**Brief**. Print the records below exactly as they appear.

━━ Records ━━

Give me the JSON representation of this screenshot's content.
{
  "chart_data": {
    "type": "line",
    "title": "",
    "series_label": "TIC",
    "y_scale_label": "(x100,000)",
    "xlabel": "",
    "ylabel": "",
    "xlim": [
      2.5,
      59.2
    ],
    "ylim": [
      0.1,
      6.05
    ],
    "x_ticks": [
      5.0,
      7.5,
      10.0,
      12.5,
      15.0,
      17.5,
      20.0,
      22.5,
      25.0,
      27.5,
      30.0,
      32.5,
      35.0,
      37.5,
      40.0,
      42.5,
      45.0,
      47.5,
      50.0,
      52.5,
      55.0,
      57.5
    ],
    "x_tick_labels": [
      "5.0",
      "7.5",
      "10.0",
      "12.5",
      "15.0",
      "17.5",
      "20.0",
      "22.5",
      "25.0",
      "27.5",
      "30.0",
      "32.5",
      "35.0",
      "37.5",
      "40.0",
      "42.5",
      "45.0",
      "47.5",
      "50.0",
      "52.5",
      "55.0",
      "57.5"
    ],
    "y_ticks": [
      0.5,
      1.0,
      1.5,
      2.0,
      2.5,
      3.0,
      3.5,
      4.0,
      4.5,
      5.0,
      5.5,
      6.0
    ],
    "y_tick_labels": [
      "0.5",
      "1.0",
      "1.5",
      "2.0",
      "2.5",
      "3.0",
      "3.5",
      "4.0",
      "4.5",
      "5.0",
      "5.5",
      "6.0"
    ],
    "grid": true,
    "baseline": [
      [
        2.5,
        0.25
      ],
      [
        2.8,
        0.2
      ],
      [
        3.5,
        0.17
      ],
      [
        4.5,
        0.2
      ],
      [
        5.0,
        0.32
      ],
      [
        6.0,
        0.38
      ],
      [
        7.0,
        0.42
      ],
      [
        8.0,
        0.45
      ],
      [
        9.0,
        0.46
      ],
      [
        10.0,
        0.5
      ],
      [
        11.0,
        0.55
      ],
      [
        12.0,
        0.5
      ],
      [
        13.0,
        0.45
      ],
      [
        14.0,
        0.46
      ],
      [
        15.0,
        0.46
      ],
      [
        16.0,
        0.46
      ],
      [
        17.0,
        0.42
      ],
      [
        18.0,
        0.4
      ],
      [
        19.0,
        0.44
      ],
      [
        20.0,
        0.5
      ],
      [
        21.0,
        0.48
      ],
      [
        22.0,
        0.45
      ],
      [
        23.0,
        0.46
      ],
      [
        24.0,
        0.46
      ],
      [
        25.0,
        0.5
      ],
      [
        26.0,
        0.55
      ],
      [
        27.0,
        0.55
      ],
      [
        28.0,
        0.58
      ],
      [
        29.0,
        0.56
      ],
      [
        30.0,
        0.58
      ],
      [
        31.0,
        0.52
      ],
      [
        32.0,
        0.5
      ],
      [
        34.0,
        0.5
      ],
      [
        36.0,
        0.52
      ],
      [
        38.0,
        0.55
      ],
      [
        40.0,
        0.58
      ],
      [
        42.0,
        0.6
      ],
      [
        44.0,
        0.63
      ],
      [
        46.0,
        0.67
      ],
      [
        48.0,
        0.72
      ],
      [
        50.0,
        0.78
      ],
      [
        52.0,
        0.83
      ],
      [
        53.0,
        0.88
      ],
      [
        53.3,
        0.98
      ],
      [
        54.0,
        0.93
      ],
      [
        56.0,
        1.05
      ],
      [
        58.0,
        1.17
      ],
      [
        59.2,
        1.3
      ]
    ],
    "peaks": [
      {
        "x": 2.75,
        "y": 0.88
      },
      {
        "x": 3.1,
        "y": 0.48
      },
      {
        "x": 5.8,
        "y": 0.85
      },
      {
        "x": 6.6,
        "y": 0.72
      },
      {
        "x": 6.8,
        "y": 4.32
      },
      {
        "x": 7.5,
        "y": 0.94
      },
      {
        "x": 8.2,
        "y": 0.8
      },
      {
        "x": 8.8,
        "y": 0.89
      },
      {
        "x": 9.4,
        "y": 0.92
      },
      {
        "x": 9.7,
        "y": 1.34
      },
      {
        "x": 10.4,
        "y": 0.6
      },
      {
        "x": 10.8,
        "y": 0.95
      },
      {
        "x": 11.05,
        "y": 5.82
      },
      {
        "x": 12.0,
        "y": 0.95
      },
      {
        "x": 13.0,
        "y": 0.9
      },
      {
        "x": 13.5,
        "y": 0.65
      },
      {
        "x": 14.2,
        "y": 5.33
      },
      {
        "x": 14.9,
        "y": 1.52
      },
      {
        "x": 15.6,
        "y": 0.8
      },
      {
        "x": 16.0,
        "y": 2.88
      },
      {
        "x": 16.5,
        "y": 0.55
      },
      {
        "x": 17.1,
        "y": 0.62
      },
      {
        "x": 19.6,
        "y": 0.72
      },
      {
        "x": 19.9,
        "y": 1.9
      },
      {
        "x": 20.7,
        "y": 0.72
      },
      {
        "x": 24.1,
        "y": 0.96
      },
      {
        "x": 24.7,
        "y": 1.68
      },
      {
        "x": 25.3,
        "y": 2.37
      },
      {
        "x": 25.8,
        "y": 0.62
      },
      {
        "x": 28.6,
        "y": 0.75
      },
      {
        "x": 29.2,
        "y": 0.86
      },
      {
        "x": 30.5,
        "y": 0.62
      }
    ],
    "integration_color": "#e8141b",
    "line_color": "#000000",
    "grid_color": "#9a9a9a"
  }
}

━━━

**Solution for this exercise**.
Give me the JSON representation of this screenshot's content.
{
  "chart_data": {
    "type": "line",
    "title": "",
    "series_label": "TIC",
    "y_scale_label": "(x100,000)",
    "xlabel": "",
    "ylabel": "",
    "xlim": [
      2.5,
      59.2
    ],
    "ylim": [
      0.1,
      6.05
    ],
    "x_ticks": [
      5.0,
      7.5,
      10.0,
      12.5,
      15.0,
      17.5,
      20.0,
      22.5,
      25.0,
      27.5,
      30.0,
      32.5,
      35.0,
      37.5,
      40.0,
      42.5,
      45.0,
      47.5,
      50.0,
      52.5,
      55.0,
      57.5
    ],
    "x_tick_labels": [
      "5.0",
      "7.5",
      "10.0",
      "12.5",
      "15.0",
      "17.5",
      "20.0",
      "22.5",
      "25.0",
      "27.5",
      "30.0",
      "32.5",
      "35.0",
      "37.5",
      "40.0",
      "42.5",
      "45.0",
      "47.5",
      "50.0",
      "52.5",
      "55.0",
      "57.5"
    ],
    "y_ticks": [
      0.5,
      1.0,
      1.5,
      2.0,
      2.5,
      3.0,
      3.5,
      4.0,
      4.5,
      5.0,
      5.5,
      6.0
    ],
    "y_tick_labels": [
      "0.5",
      "1.0",
      "1.5",
      "2.0",
      "2.5",
      "3.0",
      "3.5",
      "4.0",
      "4.5",
      "5.0",
      "5.5",
      "6.0"
    ],
    "grid": true,
    "baseline": [
      [
        2.5,
        0.25
      ],
      [
        2.8,
        0.2
      ],
      [
        3.5,
        0.17
      ],
      [
        4.5,
        0.2
      ],
      [
        5.0,
        0.32
      ],
      [
        6.0,
        0.38
      ],
      [
        7.0,
        0.42
      ],
      [
        8.0,
        0.45
      ],
      [
        9.0,
        0.46
      ],
      [
        10.0,
        0.5
      ],
      [
        11.0,
        0.55
      ],
      [
        12.0,
        0.5
      ],
      [
        13.0,
        0.45
      ],
      [
        14.0,
        0.46
      ],
      [
        15.0,
        0.46
      ],
      [
        16.0,
        0.46
      ],
      [
        17.0,
        0.42
      ],
      [
        18.0,
        0.4
      ],
      [
        19.0,
        0.44
      ],
      [
        20.0,
        0.5
      ],
      [
        21.0,
        0.48
      ],
      [
        22.0,
        0.45
      ],
      [
        23.0,
        0.46
      ],
      [
        24.0,
        0.46
      ],
      [
        25.0,
        0.5
      ],
      [
        26.0,
        0.55
      ],
      [
        27.0,
        0.55
      ],
      [
        28.0,
        0.58
      ],
      [
        29.0,
        0.56
      ],
      [
        30.0,
        0.58
      ],
      [
        31.0,
        0.52
      ],
      [
        32.0,
        0.5
      ],
      [
        34.0,
        0.5
      ],
      [
        36.0,
        0.52
      ],
      [
        38.0,
        0.55
      ],
      [
        40.0,
        0.58
      ],
      [
        42.0,
        0.6
      ],
      [
        44.0,
        0.63
      ],
      [
        46.0,
        0.67
      ],
      [
        48.0,
        0.72
      ],
      [
        50.0,
        0.78
      ],
      [
        52.0,
        0.83
      ],
      [
        53.0,
        0.88
      ],
      [
        53.3,
        0.98
      ],
      [
        54.0,
        0.93
      ],
      [
        56.0,
        1.05
      ],
      [
        58.0,
        1.17
      ],
      [
        59.2,
        1.3
      ]
    ],
    "peaks": [
      {
        "x": 2.75,
        "y": 0.88
      },
      {
        "x": 3.1,
        "y": 0.48
      },
      {
        "x": 5.8,
        "y": 0.85
      },
      {
        "x": 6.6,
        "y": 0.72
      },
      {
        "x": 6.8,
        "y": 4.32
      },
      {
        "x": 7.5,
        "y": 0.94
      },
      {
        "x": 8.2,
        "y": 0.8
      },
      {
        "x": 8.8,
        "y": 0.89
      },
      {
        "x": 9.4,
        "y": 0.92
      },
      {
        "x": 9.7,
        "y": 1.34
      },
      {
        "x": 10.4,
        "y": 0.6
      },
      {
        "x": 10.8,
        "y": 0.95
      },
      {
        "x": 11.05,
        "y": 5.82
      },
      {
        "x": 12.0,
        "y": 0.95
      },
      {
        "x": 13.0,
        "y": 0.9
      },
      {
        "x": 13.5,
        "y": 0.65
      },
      {
        "x": 14.2,
        "y": 5.33
      },
      {
        "x": 14.9,
        "y": 1.52
      },
      {
        "x": 15.6,
        "y": 0.8
      },
      {
        "x": 16.0,
        "y": 2.88
      },
      {
        "x": 16.5,
        "y": 0.55
      },
      {
        "x": 17.1,
        "y": 0.62
      },
      {
        "x": 19.6,
        "y": 0.72
      },
      {
        "x": 19.9,
        "y": 1.9
      },
      {
        "x": 20.7,
        "y": 0.72
      },
      {
        "x": 24.1,
        "y": 0.96
      },
      {
        "x": 24.7,
        "y": 1.68
      },
      {
        "x": 25.3,
        "y": 2.37
      },
      {
        "x": 25.8,
        "y": 0.62
      },
      {
        "x": 28.6,
        "y": 0.75
      },
      {
        "x": 29.2,
        "y": 0.86
      },
      {
        "x": 30.5,
        "y": 0.62
      }
    ],
    "integration_color": "#e8141b",
    "line_color": "#000000",
    "grid_color": "#9a9a9a"
  }
}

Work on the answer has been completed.